* **DIRECTIVE**
Every line from the one with "What data was" through the end of the entries below should be written out exactly; the pictures should not.

* **INFORMATION PROVIDED**
#####

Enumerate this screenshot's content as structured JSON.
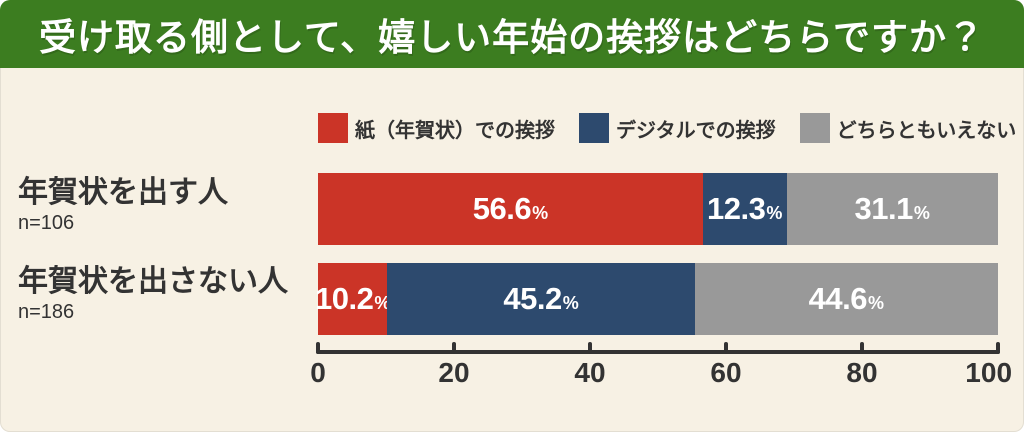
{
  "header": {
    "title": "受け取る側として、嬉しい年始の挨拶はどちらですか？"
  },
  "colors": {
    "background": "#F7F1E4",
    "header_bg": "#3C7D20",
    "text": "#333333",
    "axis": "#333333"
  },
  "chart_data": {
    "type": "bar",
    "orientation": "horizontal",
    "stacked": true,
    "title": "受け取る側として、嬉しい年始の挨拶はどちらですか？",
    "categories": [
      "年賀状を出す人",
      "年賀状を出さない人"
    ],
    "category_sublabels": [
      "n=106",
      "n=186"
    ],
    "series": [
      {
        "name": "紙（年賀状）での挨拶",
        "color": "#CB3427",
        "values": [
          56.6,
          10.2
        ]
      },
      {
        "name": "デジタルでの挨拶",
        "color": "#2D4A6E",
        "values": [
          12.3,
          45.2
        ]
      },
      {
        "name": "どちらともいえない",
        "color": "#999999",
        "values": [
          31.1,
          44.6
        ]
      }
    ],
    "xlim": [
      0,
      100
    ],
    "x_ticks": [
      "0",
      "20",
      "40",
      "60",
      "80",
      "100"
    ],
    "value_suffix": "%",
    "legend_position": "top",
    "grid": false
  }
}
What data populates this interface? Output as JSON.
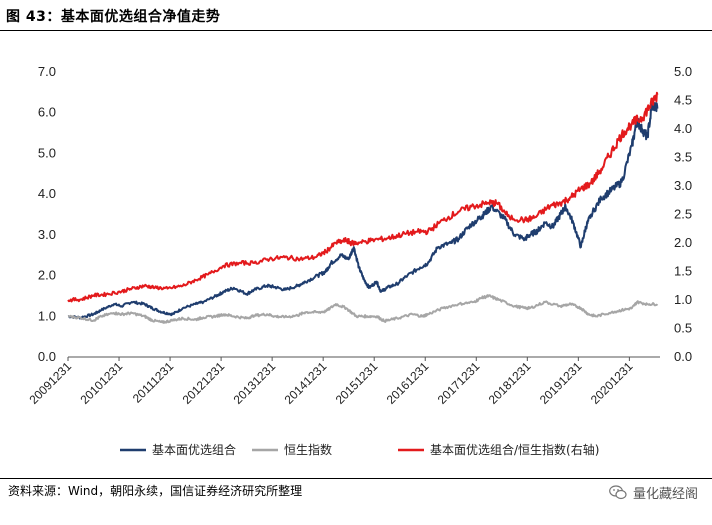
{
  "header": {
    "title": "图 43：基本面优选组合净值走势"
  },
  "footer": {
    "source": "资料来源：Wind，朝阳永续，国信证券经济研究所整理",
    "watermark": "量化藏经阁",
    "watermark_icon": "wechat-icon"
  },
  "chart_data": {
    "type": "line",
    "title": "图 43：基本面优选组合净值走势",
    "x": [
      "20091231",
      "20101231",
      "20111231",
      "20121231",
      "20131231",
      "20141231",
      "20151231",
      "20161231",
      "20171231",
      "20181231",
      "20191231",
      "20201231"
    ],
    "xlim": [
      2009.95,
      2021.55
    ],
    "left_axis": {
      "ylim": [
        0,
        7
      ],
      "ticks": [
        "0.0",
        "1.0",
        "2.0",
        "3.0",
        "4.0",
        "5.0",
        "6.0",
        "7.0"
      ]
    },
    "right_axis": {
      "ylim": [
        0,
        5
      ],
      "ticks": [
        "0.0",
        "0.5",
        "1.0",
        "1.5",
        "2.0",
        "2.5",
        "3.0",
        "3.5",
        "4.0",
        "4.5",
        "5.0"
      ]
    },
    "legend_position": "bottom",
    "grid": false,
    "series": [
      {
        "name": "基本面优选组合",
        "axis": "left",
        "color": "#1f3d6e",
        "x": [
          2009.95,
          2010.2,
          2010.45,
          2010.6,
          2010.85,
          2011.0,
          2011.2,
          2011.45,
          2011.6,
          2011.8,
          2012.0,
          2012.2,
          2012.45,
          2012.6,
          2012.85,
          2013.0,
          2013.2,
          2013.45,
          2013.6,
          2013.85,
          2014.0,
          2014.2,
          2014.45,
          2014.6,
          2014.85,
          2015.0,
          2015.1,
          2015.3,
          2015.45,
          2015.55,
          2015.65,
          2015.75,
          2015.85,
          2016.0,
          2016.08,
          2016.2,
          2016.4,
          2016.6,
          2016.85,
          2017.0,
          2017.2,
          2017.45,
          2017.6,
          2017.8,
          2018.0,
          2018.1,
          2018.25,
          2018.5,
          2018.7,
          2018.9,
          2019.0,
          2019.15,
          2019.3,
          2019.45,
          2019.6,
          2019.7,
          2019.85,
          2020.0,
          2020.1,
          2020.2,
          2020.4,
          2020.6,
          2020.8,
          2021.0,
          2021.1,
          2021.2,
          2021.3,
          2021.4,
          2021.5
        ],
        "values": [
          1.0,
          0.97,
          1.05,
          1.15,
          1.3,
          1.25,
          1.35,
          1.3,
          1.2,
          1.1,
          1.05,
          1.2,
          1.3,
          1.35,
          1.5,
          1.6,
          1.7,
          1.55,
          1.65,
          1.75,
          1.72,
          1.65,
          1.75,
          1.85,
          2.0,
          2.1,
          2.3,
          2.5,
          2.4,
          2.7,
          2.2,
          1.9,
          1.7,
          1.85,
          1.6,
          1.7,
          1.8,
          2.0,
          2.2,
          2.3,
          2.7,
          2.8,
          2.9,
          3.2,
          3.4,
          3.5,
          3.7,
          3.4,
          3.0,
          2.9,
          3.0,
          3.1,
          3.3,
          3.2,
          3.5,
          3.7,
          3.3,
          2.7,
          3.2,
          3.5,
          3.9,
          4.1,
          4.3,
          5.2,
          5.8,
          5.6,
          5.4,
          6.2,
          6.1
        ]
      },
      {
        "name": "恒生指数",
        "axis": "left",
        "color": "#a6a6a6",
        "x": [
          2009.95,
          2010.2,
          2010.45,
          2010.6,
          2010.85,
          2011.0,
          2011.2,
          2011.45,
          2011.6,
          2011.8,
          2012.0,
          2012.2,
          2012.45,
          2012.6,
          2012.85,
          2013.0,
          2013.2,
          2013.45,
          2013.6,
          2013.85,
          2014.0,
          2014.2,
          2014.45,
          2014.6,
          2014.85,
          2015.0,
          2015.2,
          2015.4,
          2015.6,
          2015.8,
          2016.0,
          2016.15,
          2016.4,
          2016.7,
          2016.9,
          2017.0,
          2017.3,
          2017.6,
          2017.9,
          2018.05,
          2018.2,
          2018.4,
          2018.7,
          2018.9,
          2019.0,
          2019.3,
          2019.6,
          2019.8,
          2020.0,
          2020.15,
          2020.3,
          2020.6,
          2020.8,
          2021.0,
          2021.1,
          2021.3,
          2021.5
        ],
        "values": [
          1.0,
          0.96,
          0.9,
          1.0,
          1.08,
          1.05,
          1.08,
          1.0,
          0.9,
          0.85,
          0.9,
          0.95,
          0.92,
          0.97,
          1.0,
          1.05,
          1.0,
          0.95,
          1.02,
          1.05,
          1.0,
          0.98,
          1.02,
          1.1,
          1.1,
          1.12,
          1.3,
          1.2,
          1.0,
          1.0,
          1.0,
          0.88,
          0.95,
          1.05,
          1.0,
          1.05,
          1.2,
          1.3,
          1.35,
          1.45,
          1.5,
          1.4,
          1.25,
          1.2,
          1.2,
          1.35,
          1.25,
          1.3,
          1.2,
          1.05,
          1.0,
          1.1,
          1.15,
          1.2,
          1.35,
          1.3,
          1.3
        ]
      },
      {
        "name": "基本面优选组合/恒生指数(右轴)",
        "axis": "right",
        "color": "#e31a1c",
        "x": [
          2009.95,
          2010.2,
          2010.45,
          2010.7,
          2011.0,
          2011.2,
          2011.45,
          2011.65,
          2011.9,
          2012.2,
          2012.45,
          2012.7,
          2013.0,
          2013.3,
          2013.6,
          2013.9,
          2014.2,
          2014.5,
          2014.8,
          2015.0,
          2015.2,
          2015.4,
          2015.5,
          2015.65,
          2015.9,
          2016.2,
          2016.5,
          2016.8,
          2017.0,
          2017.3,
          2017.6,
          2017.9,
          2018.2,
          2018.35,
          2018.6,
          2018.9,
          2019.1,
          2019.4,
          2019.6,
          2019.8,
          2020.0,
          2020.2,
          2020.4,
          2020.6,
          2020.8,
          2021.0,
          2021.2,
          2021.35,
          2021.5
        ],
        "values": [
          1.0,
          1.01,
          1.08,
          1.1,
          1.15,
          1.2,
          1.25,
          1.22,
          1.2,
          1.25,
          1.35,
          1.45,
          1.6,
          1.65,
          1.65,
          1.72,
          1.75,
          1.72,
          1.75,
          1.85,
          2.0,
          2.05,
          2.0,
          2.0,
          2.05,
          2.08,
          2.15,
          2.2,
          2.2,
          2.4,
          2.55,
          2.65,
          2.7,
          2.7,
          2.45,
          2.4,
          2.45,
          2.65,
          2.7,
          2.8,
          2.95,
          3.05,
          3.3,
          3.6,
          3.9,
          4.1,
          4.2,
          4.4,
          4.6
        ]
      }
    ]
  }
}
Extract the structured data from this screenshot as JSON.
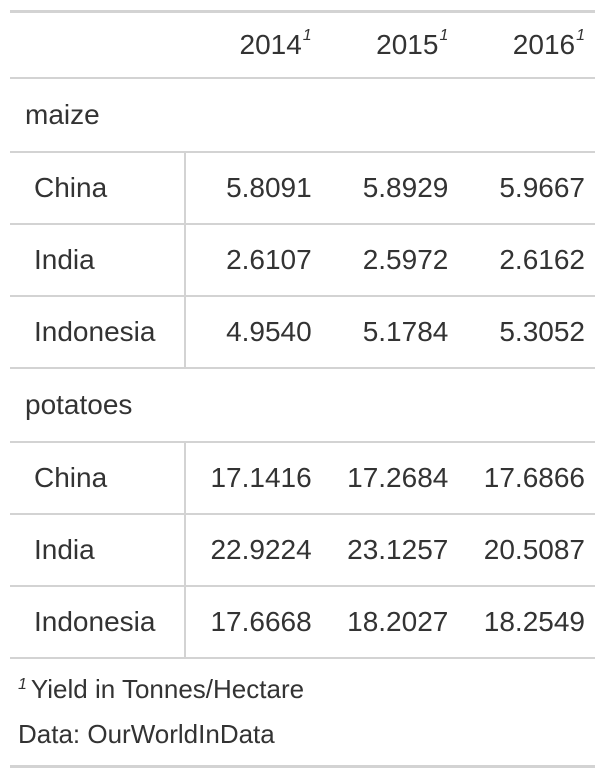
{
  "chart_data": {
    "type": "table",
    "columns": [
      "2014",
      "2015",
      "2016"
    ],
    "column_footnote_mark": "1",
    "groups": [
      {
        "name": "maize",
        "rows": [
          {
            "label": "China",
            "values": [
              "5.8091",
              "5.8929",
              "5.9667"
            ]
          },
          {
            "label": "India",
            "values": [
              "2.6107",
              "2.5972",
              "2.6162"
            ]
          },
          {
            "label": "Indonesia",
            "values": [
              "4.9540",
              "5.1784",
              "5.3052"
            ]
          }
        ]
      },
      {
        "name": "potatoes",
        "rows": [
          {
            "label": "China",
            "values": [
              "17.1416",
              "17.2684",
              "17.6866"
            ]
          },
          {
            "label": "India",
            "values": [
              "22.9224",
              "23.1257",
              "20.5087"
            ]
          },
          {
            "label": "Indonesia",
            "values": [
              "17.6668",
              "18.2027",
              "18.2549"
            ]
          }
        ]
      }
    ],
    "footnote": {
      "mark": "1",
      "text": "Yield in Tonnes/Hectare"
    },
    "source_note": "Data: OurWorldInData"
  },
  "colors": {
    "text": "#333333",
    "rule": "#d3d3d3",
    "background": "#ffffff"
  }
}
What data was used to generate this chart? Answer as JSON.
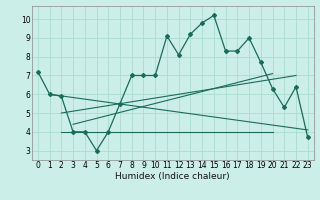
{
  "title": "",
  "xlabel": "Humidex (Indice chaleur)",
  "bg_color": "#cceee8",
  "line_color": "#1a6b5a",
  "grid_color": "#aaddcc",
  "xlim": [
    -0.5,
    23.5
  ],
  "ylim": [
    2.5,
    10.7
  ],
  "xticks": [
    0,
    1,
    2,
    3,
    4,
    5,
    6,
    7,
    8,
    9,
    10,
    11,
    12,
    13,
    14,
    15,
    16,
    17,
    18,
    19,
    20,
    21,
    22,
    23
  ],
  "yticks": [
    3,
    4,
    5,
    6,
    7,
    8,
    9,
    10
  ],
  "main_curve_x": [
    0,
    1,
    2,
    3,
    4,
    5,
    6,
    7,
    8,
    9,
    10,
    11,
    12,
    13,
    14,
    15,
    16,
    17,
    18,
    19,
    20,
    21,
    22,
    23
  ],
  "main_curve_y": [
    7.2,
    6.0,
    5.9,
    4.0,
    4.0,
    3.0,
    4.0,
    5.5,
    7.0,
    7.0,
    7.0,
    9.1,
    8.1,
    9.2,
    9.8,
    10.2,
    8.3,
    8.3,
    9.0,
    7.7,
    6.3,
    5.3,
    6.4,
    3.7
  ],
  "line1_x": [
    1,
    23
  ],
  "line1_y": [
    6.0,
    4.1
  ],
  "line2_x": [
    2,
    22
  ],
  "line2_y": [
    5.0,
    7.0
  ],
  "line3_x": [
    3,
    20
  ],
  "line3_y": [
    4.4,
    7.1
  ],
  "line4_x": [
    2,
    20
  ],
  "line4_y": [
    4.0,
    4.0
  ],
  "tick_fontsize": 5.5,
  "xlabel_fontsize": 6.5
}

#####

* **THE ANSWER**
What data was used to generate this chart? Answer as JSON.
{
  "title": "",
  "xlabel": "Humidex (Indice chaleur)",
  "bg_color": "#cceee8",
  "line_color": "#1a6b5a",
  "grid_color": "#aaddcc",
  "xlim": [
    -0.5,
    23.5
  ],
  "ylim": [
    2.5,
    10.7
  ],
  "xticks": [
    0,
    1,
    2,
    3,
    4,
    5,
    6,
    7,
    8,
    9,
    10,
    11,
    12,
    13,
    14,
    15,
    16,
    17,
    18,
    19,
    20,
    21,
    22,
    23
  ],
  "yticks": [
    3,
    4,
    5,
    6,
    7,
    8,
    9,
    10
  ],
  "main_curve_x": [
    0,
    1,
    2,
    3,
    4,
    5,
    6,
    7,
    8,
    9,
    10,
    11,
    12,
    13,
    14,
    15,
    16,
    17,
    18,
    19,
    20,
    21,
    22,
    23
  ],
  "main_curve_y": [
    7.2,
    6.0,
    5.9,
    4.0,
    4.0,
    3.0,
    4.0,
    5.5,
    7.0,
    7.0,
    7.0,
    9.1,
    8.1,
    9.2,
    9.8,
    10.2,
    8.3,
    8.3,
    9.0,
    7.7,
    6.3,
    5.3,
    6.4,
    3.7
  ],
  "line1_x": [
    1,
    23
  ],
  "line1_y": [
    6.0,
    4.1
  ],
  "line2_x": [
    2,
    22
  ],
  "line2_y": [
    5.0,
    7.0
  ],
  "line3_x": [
    3,
    20
  ],
  "line3_y": [
    4.4,
    7.1
  ],
  "line4_x": [
    2,
    20
  ],
  "line4_y": [
    4.0,
    4.0
  ],
  "tick_fontsize": 5.5,
  "xlabel_fontsize": 6.5
}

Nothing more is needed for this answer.